Task data
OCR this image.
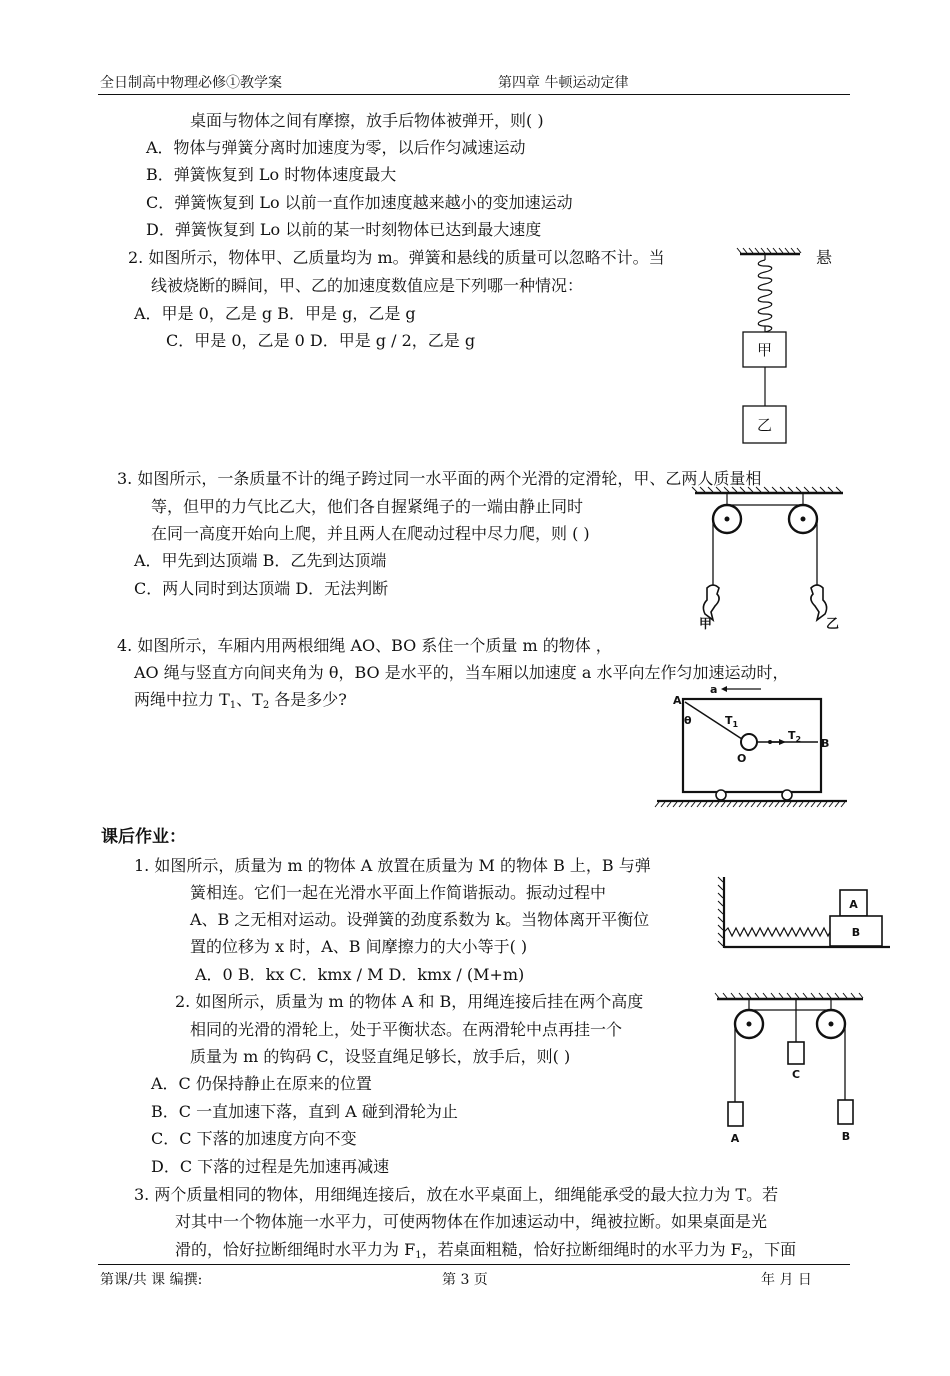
全日制高中物理必修①教学案	第四章 牛顿运动定律
桌面与物体之间有摩擦，放手后物体被弹开，则( )
A．物体与弹簧分离时加速度为零，以后作匀减速运动
B．弹簧恢复到 Lo 时物体速度最大
C．弹簧恢复到 Lo 以前一直作加速度越来越小的变加速运动
D．弹簧恢复到 Lo 以前的某一时刻物体已达到最大速度
2. 如图所示，物体甲、乙质量均为 m。弹簧和悬线的质量可以忽略不计。当	悬
线被烧断的瞬间，甲、乙的加速度数值应是下列哪一种情况：
A．甲是 0，乙是 g B．甲是 g，乙是 g
C．甲是 0，乙是 0 D．甲是 g / 2，乙是 g	甲
乙
3. 如图所示，一条质量不计的绳子跨过同一水平面的两个光滑的定滑轮，甲、乙两人质量相
等，但甲的力气比乙大，他们各自握紧绳子的一端由静止同时
在同一高度开始向上爬，并且两人在爬动过程中尽力爬，则 ( )
A．甲先到达顶端 B．乙先到达顶端
C．两人同时到达顶端 D．无法判断
甲	乙
4. 如图所示，车厢内用两根细绳 AO、BO 系住一个质量 m 的物体 ，
AO 绳与竖直方向间夹角为 θ，BO 是水平的，当车厢以加速度 a 水平向左作匀加速运动时，
两绳中拉力 $T_1$、$T_2$ 各是多少?	A
a
θ	$T_1$
$T_2$ B
O
课后作业：
1. 如图所示，质量为 m 的物体 A 放置在质量为 M 的物体 B 上，B 与弹
簧相连。它们一起在光滑水平面上作简谐振动。振动过程中
A、B 之无相对运动。设弹簧的劲度系数为 k。当物体离开平衡位
置的位移为 x 时，A、B 间摩擦力的大小等于( )
A．0 B．kx C．kmx / M D．kmx / (M+m)
A
B
2. 如图所示，质量为 m 的物体 A 和 B，用绳连接后挂在两个高度
相同的光滑的滑轮上，处于平衡状态。在两滑轮中点再挂一个
质量为 m 的钩码 C，设竖直绳足够长，放手后，则( )
A．C 仍保持静止在原来的位置
B．C 一直加速下落，直到 A 碰到滑轮为止
C．C 下落的加速度方向不变
D．C 下落的过程是先加速再减速
C
A	B
3. 两个质量相同的物体，用细绳连接后，放在水平桌面上，细绳能承受的最大拉力为 T。若
对其中一个物体施一水平力，可使两物体在作加速运动中，绳被拉断。如果桌面是光
滑的，恰好拉断细绳时水平力为 $F_1$，若桌面粗糙，恰好拉断细绳时的水平力为 $F_2$，下面
第课/共 课 编撰:	第 3 页	年 月 日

Task goal
Give the material again exactly as it is, but keep the pictures out.

Result of the task
OCR this image.
全日制高中物理必修①教学案	第四章 牛顿运动定律
桌面与物体之间有摩擦，放手后物体被弹开，则( )
A．物体与弹簧分离时加速度为零，以后作匀减速运动
B．弹簧恢复到 Lo 时物体速度最大
C．弹簧恢复到 Lo 以前一直作加速度越来越小的变加速运动
D．弹簧恢复到 Lo 以前的某一时刻物体已达到最大速度
2. 如图所示，物体甲、乙质量均为 m。弹簧和悬线的质量可以忽略不计。当	悬
线被烧断的瞬间，甲、乙的加速度数值应是下列哪一种情况：
A．甲是 0，乙是 g B．甲是 g，乙是 g
C．甲是 0，乙是 0 D．甲是 g / 2，乙是 g	甲
乙
3. 如图所示，一条质量不计的绳子跨过同一水平面的两个光滑的定滑轮，甲、乙两人质量相
等，但甲的力气比乙大，他们各自握紧绳子的一端由静止同时
在同一高度开始向上爬，并且两人在爬动过程中尽力爬，则 ( )
A．甲先到达顶端 B．乙先到达顶端
C．两人同时到达顶端 D．无法判断
甲	乙
4. 如图所示，车厢内用两根细绳 AO、BO 系住一个质量 m 的物体 ，
AO 绳与竖直方向间夹角为 θ，BO 是水平的，当车厢以加速度 a 水平向左作匀加速运动时，
两绳中拉力 $T_1$、$T_2$ 各是多少?	A
a
θ	$T_1$
$T_2$ B
O
课后作业：
1. 如图所示，质量为 m 的物体 A 放置在质量为 M 的物体 B 上，B 与弹
簧相连。它们一起在光滑水平面上作简谐振动。振动过程中
A、B 之无相对运动。设弹簧的劲度系数为 k。当物体离开平衡位
置的位移为 x 时，A、B 间摩擦力的大小等于( )
A．0 B．kx C．kmx / M D．kmx / (M+m)
A
B
2. 如图所示，质量为 m 的物体 A 和 B，用绳连接后挂在两个高度
相同的光滑的滑轮上，处于平衡状态。在两滑轮中点再挂一个
质量为 m 的钩码 C，设竖直绳足够长，放手后，则( )
A．C 仍保持静止在原来的位置
B．C 一直加速下落，直到 A 碰到滑轮为止
C．C 下落的加速度方向不变
D．C 下落的过程是先加速再减速
C
A	B
3. 两个质量相同的物体，用细绳连接后，放在水平桌面上，细绳能承受的最大拉力为 T。若
对其中一个物体施一水平力，可使两物体在作加速运动中，绳被拉断。如果桌面是光
滑的，恰好拉断细绳时水平力为 $F_1$，若桌面粗糙，恰好拉断细绳时的水平力为 $F_2$，下面
第课/共 课 编撰:	第 3 页	年 月 日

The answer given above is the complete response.